— start of Extracted data —

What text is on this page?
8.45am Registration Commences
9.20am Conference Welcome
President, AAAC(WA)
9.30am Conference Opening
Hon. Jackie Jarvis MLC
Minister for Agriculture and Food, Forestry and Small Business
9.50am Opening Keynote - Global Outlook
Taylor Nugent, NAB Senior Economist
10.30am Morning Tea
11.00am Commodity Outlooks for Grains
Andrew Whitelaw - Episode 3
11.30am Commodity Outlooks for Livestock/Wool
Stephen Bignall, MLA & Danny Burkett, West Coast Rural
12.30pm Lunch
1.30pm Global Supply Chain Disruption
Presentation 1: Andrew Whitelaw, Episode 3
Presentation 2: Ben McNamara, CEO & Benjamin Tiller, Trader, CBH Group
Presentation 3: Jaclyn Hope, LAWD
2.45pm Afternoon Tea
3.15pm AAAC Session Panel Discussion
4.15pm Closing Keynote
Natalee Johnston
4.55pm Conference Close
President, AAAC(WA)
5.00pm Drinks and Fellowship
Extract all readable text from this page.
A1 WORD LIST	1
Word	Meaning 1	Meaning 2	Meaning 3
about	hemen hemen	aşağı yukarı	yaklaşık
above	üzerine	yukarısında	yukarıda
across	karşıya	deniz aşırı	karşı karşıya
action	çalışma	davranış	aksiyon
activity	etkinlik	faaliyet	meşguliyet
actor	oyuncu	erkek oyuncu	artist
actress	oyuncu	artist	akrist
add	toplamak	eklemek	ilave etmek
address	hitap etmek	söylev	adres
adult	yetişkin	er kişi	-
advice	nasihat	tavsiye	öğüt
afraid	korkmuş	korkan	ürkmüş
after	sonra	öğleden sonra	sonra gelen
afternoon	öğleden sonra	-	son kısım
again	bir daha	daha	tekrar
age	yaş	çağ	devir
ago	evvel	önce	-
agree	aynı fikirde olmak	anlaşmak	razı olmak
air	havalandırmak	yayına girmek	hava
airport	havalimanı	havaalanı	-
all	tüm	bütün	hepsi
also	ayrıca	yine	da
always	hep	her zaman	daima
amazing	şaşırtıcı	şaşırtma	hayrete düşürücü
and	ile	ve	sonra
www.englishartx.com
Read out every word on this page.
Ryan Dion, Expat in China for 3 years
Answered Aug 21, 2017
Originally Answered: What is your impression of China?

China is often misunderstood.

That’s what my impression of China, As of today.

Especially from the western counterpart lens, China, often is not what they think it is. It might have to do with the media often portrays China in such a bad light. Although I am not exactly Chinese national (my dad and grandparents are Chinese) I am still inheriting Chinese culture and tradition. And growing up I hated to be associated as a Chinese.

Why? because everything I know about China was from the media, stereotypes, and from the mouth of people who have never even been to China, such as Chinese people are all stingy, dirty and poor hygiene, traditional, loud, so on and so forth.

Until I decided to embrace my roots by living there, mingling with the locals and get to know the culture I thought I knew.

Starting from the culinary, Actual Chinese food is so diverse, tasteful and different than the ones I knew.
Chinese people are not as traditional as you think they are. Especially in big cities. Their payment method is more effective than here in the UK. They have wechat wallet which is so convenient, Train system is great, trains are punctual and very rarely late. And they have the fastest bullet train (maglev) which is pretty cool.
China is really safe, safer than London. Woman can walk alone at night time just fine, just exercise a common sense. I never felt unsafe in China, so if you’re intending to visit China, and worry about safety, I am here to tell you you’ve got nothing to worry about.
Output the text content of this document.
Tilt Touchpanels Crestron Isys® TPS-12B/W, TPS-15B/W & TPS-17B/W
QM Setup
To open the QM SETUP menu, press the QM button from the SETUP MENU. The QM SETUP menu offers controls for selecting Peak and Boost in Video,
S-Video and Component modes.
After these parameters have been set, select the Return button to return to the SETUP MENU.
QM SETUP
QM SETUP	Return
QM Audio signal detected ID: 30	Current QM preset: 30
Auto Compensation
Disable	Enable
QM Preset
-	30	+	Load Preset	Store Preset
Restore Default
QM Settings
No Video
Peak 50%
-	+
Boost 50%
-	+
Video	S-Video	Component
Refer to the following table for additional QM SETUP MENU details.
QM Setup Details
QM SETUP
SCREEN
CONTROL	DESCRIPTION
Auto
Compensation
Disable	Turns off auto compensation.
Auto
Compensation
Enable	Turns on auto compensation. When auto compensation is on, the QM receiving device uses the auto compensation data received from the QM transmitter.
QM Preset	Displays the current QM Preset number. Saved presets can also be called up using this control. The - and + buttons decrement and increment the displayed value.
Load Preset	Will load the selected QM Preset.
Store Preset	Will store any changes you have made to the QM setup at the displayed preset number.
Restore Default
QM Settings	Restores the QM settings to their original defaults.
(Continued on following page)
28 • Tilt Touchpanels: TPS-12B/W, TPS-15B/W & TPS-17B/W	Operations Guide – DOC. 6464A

— end of Extracted data —

*Work to be completed*. Collect every line from the records above that contains the word "Opening".

*Solution to this exercise*.
9.30am Conference Opening
9.50am Opening Keynote - Global Outlook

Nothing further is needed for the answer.